- **Your goal**:
The answer must be an exact copy of all the data below.

======== Material provided ========

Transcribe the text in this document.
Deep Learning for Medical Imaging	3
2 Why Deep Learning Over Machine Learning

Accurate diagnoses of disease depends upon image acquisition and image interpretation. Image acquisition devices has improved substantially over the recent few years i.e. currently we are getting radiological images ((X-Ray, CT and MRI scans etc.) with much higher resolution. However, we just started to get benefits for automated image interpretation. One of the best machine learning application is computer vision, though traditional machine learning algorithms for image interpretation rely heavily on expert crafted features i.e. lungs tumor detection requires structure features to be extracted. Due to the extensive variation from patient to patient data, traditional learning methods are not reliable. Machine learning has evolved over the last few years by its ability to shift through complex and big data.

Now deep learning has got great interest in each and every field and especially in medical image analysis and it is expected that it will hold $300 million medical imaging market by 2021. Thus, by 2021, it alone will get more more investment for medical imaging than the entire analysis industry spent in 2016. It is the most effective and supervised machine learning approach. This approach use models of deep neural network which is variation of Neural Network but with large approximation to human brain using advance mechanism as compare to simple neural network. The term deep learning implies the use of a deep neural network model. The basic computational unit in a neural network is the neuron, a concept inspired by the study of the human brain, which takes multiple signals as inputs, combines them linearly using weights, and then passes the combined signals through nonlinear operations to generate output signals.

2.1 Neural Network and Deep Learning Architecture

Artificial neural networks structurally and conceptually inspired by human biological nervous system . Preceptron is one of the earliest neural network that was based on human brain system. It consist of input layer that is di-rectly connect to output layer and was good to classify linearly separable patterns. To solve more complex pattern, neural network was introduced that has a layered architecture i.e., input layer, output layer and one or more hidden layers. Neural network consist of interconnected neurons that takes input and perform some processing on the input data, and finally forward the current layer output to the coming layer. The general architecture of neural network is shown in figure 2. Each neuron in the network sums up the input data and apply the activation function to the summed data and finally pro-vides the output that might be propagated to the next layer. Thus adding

========

- **Written solution**:
Transcribe the text in this document.
Deep Learning for Medical Imaging	3
2 Why Deep Learning Over Machine Learning

Accurate diagnoses of disease depends upon image acquisition and image interpretation. Image acquisition devices has improved substantially over the recent few years i.e. currently we are getting radiological images ((X-Ray, CT and MRI scans etc.) with much higher resolution. However, we just started to get benefits for automated image interpretation. One of the best machine learning application is computer vision, though traditional machine learning algorithms for image interpretation rely heavily on expert crafted features i.e. lungs tumor detection requires structure features to be extracted. Due to the extensive variation from patient to patient data, traditional learning methods are not reliable. Machine learning has evolved over the last few years by its ability to shift through complex and big data.

Now deep learning has got great interest in each and every field and especially in medical image analysis and it is expected that it will hold $300 million medical imaging market by 2021. Thus, by 2021, it alone will get more more investment for medical imaging than the entire analysis industry spent in 2016. It is the most effective and supervised machine learning approach. This approach use models of deep neural network which is variation of Neural Network but with large approximation to human brain using advance mechanism as compare to simple neural network. The term deep learning implies the use of a deep neural network model. The basic computational unit in a neural network is the neuron, a concept inspired by the study of the human brain, which takes multiple signals as inputs, combines them linearly using weights, and then passes the combined signals through nonlinear operations to generate output signals.

2.1 Neural Network and Deep Learning Architecture

Artificial neural networks structurally and conceptually inspired by human biological nervous system . Preceptron is one of the earliest neural network that was based on human brain system. It consist of input layer that is di-rectly connect to output layer and was good to classify linearly separable patterns. To solve more complex pattern, neural network was introduced that has a layered architecture i.e., input layer, output layer and one or more hidden layers. Neural network consist of interconnected neurons that takes input and perform some processing on the input data, and finally forward the current layer output to the coming layer. The general architecture of neural network is shown in figure 2. Each neuron in the network sums up the input data and apply the activation function to the summed data and finally pro-vides the output that might be propagated to the next layer. Thus adding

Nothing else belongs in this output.